:: Challenge ::
Locate every line in the records below that contains the word "screenshot", and copy each one.

:: Collected data entries ::
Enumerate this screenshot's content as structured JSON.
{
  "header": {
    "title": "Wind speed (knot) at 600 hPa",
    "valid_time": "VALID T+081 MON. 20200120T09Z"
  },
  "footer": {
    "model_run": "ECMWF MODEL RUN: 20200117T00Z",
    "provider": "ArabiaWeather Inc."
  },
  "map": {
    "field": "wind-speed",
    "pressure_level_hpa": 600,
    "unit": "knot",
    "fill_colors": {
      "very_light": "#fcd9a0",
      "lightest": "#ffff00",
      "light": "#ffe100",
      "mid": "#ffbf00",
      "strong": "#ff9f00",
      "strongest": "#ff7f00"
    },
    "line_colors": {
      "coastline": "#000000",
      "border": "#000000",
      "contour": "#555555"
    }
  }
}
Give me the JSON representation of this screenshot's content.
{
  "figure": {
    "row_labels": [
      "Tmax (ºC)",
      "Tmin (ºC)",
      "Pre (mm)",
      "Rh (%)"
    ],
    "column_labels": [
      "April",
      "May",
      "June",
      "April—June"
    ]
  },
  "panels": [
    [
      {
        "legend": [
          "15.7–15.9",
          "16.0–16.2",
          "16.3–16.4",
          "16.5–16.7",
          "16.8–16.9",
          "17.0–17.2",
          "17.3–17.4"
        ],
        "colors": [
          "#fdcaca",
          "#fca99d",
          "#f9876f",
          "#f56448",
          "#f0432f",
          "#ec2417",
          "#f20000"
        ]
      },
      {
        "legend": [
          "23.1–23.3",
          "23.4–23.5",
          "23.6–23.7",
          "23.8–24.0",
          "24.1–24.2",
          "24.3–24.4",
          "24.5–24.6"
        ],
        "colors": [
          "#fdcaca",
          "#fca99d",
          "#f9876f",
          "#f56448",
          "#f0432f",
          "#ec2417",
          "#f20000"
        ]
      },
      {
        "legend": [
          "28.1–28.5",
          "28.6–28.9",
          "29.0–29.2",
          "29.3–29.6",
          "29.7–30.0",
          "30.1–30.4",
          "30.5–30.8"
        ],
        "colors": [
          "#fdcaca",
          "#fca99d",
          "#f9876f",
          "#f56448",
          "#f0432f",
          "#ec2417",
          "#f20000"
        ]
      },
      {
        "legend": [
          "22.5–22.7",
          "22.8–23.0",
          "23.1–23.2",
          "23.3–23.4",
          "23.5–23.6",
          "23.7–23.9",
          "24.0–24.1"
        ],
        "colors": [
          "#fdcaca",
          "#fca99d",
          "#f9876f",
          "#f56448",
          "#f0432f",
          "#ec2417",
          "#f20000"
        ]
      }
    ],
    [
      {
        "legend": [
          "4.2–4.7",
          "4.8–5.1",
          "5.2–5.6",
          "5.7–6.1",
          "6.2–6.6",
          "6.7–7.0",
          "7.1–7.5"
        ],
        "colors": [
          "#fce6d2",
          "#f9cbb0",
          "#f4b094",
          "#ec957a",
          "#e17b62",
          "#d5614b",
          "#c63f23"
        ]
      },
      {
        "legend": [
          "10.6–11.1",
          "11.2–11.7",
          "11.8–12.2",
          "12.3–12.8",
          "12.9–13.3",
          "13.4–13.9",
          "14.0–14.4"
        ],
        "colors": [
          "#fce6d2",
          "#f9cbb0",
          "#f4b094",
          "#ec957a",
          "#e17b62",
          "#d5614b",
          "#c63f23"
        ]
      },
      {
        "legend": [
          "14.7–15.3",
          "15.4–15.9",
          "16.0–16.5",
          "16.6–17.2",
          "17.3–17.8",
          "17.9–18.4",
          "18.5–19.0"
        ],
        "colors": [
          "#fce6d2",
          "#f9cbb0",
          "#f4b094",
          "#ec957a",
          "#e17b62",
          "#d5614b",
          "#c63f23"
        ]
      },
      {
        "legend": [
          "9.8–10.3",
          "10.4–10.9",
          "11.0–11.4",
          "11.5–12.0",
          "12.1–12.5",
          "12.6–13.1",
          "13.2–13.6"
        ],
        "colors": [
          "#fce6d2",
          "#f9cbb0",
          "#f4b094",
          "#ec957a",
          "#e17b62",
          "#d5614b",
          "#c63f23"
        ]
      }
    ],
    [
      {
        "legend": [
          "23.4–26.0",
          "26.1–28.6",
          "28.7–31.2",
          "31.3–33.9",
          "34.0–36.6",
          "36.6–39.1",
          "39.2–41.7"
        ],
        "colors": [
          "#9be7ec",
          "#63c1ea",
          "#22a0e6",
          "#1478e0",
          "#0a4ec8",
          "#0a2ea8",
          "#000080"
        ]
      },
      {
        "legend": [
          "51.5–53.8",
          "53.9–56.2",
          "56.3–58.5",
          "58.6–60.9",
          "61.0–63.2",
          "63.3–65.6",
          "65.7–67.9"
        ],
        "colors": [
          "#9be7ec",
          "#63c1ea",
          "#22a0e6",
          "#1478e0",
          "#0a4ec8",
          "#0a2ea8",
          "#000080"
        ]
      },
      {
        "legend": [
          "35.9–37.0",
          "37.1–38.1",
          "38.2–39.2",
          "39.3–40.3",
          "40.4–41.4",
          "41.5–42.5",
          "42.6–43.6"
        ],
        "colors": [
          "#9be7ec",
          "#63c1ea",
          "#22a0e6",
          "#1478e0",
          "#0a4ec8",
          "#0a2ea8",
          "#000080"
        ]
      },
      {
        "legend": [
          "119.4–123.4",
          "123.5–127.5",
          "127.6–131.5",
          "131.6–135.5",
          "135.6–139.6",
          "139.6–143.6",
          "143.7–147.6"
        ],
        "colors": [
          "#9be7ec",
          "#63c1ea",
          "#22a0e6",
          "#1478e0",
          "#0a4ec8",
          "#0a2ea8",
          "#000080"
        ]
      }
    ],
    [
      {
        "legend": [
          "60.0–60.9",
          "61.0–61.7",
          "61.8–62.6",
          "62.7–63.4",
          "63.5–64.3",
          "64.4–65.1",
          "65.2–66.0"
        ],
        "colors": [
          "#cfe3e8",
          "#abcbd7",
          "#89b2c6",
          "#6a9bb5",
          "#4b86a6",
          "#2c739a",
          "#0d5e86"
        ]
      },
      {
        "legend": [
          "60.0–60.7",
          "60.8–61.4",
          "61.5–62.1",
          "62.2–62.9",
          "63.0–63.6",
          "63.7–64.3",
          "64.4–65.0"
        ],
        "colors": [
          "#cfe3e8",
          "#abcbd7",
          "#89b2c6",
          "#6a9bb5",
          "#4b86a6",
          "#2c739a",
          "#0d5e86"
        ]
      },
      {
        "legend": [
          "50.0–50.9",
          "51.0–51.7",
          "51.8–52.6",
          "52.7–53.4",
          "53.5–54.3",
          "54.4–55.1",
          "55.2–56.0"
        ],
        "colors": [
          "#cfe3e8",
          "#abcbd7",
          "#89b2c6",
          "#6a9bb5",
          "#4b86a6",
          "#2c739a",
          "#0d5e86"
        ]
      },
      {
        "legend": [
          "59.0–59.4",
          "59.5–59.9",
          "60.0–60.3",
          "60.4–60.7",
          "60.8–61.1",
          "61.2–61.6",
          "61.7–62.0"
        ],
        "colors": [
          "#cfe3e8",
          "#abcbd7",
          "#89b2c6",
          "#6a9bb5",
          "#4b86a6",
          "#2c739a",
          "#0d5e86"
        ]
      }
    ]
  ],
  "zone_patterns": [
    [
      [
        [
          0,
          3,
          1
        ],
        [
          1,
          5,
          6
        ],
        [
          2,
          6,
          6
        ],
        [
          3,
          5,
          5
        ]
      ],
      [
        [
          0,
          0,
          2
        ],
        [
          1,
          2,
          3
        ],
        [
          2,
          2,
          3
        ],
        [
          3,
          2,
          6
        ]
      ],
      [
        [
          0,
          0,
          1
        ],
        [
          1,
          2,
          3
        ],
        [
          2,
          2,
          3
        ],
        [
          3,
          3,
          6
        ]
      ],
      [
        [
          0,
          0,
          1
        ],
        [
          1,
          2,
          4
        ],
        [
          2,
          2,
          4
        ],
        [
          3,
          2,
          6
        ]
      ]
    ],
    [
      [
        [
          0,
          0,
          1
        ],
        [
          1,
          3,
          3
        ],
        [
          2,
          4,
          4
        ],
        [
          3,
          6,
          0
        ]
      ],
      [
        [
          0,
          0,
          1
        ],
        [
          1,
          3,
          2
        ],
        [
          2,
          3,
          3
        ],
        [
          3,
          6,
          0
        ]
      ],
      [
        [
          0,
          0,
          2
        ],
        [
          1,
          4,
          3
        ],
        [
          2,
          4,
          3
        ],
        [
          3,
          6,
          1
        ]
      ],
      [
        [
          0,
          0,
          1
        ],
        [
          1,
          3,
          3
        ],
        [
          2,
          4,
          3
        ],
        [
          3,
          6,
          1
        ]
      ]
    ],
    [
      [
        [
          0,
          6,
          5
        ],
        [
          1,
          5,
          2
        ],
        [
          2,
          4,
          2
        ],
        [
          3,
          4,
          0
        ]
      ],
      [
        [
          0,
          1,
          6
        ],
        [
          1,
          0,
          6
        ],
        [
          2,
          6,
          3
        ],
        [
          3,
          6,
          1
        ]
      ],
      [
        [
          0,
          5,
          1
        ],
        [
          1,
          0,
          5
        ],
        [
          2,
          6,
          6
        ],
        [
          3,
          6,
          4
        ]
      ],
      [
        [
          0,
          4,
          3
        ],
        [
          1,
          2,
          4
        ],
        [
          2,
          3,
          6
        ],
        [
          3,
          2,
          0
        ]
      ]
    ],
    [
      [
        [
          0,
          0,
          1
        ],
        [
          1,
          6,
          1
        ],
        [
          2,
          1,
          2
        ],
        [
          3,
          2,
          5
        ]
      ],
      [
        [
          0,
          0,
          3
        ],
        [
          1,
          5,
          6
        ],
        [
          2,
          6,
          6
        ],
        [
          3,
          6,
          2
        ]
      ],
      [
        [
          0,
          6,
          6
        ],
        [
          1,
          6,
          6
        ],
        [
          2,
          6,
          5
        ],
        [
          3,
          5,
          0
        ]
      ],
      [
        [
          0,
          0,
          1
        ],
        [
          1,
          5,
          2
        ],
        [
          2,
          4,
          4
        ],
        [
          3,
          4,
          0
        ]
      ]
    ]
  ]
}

:: Task answer ::
Enumerate this screenshot's content as structured JSON.
Give me the JSON representation of this screenshot's content.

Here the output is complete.